Instructions for the task: Write out the records word for word, with no pictures.

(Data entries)

• • • •

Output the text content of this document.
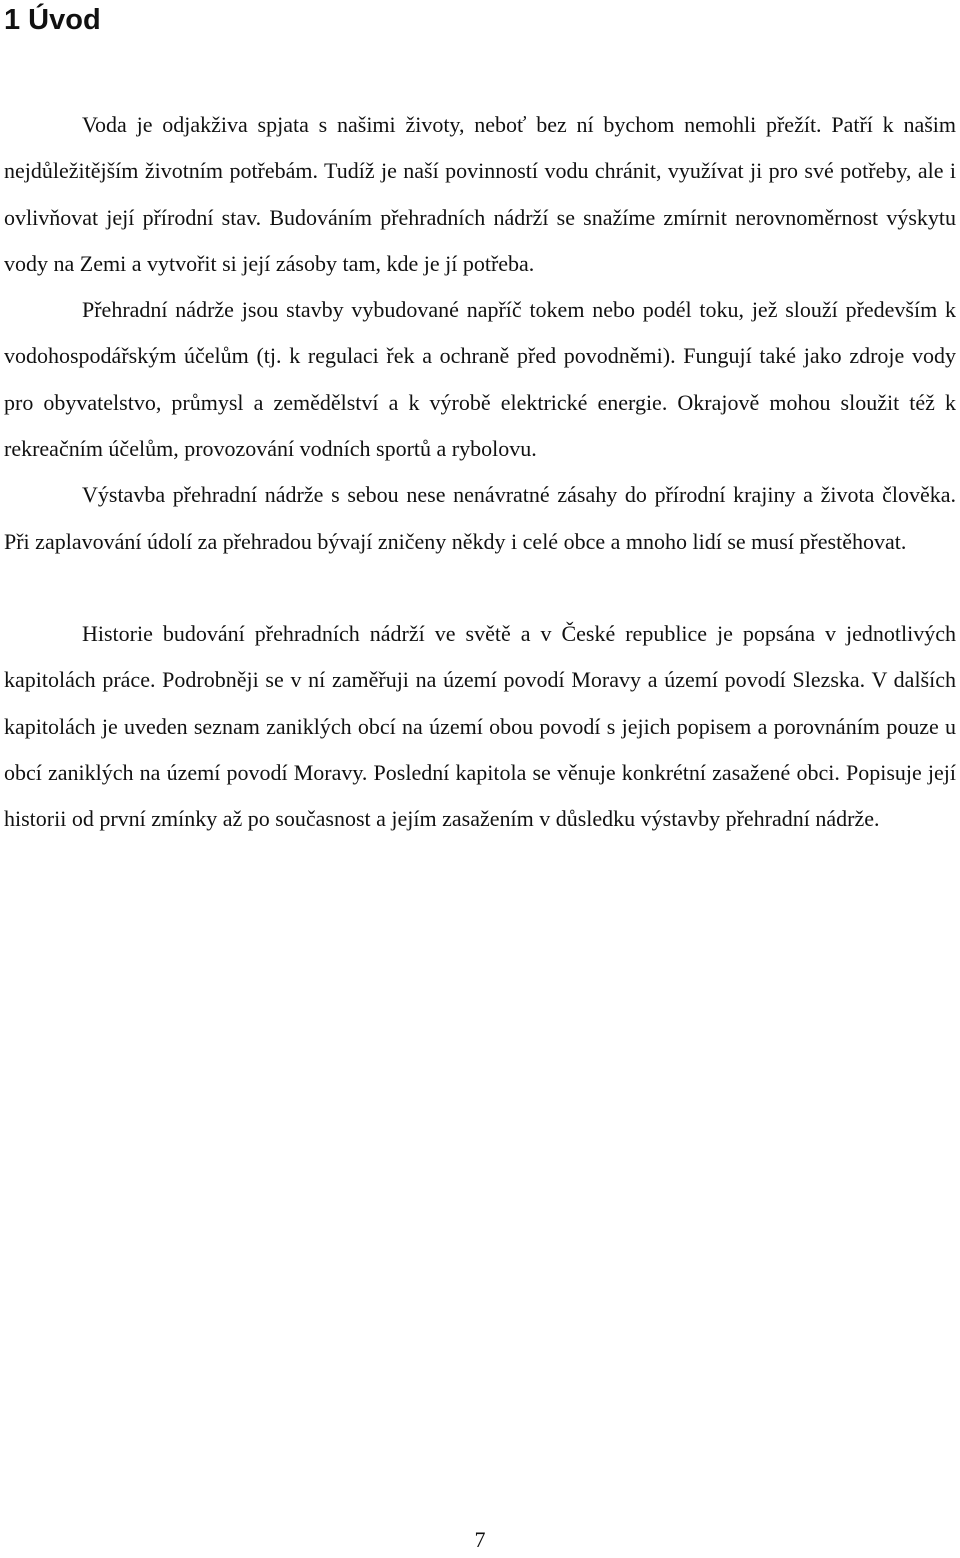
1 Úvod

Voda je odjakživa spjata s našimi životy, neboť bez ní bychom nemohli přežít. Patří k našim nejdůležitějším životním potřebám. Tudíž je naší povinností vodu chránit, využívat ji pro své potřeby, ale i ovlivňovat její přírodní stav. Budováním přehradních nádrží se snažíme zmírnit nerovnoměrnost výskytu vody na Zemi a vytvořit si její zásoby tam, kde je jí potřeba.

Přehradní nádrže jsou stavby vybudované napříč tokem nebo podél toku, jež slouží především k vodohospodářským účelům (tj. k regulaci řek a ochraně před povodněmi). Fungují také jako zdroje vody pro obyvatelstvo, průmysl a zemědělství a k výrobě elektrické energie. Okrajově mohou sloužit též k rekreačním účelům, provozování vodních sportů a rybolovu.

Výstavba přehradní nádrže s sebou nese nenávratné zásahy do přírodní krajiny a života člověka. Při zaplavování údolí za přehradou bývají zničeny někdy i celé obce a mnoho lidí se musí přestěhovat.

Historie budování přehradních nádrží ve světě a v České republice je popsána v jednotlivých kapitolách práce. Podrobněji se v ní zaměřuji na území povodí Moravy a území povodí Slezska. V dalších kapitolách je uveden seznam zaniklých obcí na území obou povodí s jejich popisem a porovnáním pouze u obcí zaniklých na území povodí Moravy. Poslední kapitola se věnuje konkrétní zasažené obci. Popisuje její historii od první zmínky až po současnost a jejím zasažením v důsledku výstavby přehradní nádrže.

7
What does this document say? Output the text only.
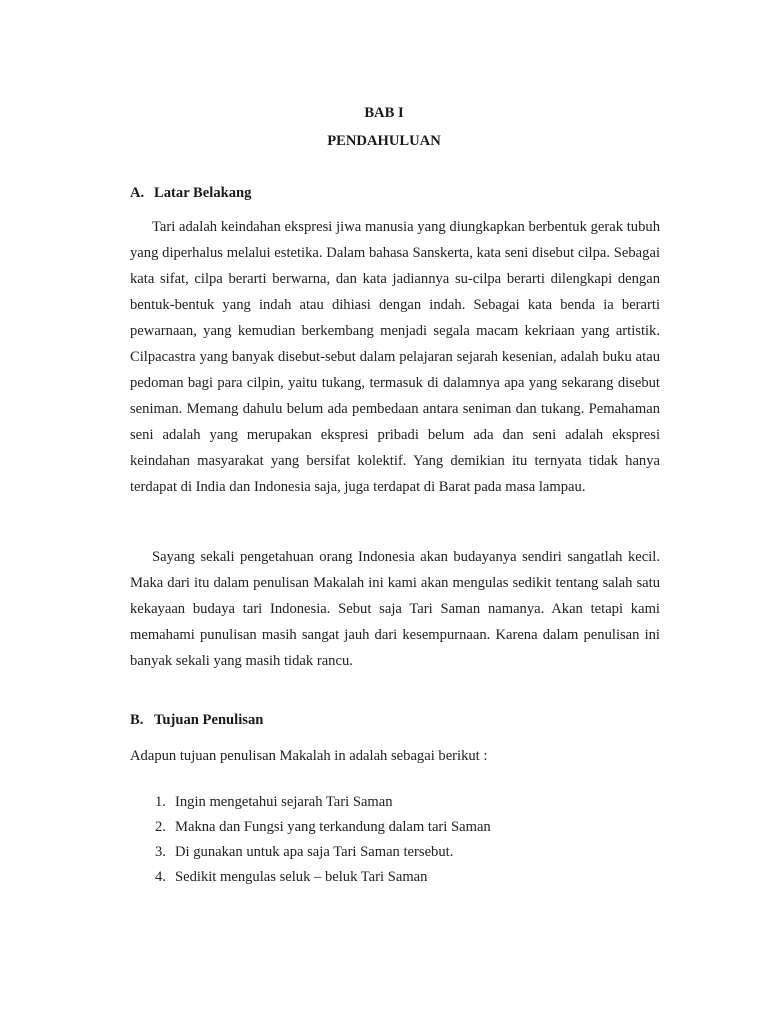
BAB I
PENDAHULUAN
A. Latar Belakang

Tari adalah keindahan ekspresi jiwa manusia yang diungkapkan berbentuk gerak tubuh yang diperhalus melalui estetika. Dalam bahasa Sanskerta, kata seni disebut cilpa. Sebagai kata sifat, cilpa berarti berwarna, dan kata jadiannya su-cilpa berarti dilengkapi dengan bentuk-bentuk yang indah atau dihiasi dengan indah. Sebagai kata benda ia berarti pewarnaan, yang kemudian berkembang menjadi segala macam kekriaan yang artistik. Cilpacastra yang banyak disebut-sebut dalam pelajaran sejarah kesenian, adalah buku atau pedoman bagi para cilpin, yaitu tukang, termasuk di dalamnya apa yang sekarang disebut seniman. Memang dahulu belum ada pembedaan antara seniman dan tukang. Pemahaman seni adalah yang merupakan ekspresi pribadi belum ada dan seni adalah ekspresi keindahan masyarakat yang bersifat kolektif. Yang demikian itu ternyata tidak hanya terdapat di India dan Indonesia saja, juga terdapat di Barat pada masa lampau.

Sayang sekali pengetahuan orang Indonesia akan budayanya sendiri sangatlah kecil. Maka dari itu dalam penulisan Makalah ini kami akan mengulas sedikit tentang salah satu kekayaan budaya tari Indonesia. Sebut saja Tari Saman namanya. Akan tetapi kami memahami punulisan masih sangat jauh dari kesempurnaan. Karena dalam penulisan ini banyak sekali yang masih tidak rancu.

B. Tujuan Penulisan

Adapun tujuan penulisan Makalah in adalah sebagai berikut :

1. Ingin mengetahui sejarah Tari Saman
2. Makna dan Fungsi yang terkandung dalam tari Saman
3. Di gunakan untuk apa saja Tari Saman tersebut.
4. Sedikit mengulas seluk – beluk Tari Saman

• • • •

Task solution:
Output the text content of this document.
1 Úvod

Voda je odjakživa spjata s našimi životy, neboť bez ní bychom nemohli přežít. Patří k našim nejdůležitějším životním potřebám. Tudíž je naší povinností vodu chránit, využívat ji pro své potřeby, ale i ovlivňovat její přírodní stav. Budováním přehradních nádrží se snažíme zmírnit nerovnoměrnost výskytu vody na Zemi a vytvořit si její zásoby tam, kde je jí potřeba.

Přehradní nádrže jsou stavby vybudované napříč tokem nebo podél toku, jež slouží především k vodohospodářským účelům (tj. k regulaci řek a ochraně před povodněmi). Fungují také jako zdroje vody pro obyvatelstvo, průmysl a zemědělství a k výrobě elektrické energie. Okrajově mohou sloužit též k rekreačním účelům, provozování vodních sportů a rybolovu.

Výstavba přehradní nádrže s sebou nese nenávratné zásahy do přírodní krajiny a života člověka. Při zaplavování údolí za přehradou bývají zničeny někdy i celé obce a mnoho lidí se musí přestěhovat.

Historie budování přehradních nádrží ve světě a v České republice je popsána v jednotlivých kapitolách práce. Podrobněji se v ní zaměřuji na území povodí Moravy a území povodí Slezska. V dalších kapitolách je uveden seznam zaniklých obcí na území obou povodí s jejich popisem a porovnáním pouze u obcí zaniklých na území povodí Moravy. Poslední kapitola se věnuje konkrétní zasažené obci. Popisuje její historii od první zmínky až po současnost a jejím zasažením v důsledku výstavby přehradní nádrže.

7
What does this document say? Output the text only.
BAB I
PENDAHULUAN
A. Latar Belakang

Tari adalah keindahan ekspresi jiwa manusia yang diungkapkan berbentuk gerak tubuh yang diperhalus melalui estetika. Dalam bahasa Sanskerta, kata seni disebut cilpa. Sebagai kata sifat, cilpa berarti berwarna, dan kata jadiannya su-cilpa berarti dilengkapi dengan bentuk-bentuk yang indah atau dihiasi dengan indah. Sebagai kata benda ia berarti pewarnaan, yang kemudian berkembang menjadi segala macam kekriaan yang artistik. Cilpacastra yang banyak disebut-sebut dalam pelajaran sejarah kesenian, adalah buku atau pedoman bagi para cilpin, yaitu tukang, termasuk di dalamnya apa yang sekarang disebut seniman. Memang dahulu belum ada pembedaan antara seniman dan tukang. Pemahaman seni adalah yang merupakan ekspresi pribadi belum ada dan seni adalah ekspresi keindahan masyarakat yang bersifat kolektif. Yang demikian itu ternyata tidak hanya terdapat di India dan Indonesia saja, juga terdapat di Barat pada masa lampau.

Sayang sekali pengetahuan orang Indonesia akan budayanya sendiri sangatlah kecil. Maka dari itu dalam penulisan Makalah ini kami akan mengulas sedikit tentang salah satu kekayaan budaya tari Indonesia. Sebut saja Tari Saman namanya. Akan tetapi kami memahami punulisan masih sangat jauh dari kesempurnaan. Karena dalam penulisan ini banyak sekali yang masih tidak rancu.

B. Tujuan Penulisan

Adapun tujuan penulisan Makalah in adalah sebagai berikut :

1. Ingin mengetahui sejarah Tari Saman
2. Makna dan Fungsi yang terkandung dalam tari Saman
3. Di gunakan untuk apa saja Tari Saman tersebut.
4. Sedikit mengulas seluk – beluk Tari Saman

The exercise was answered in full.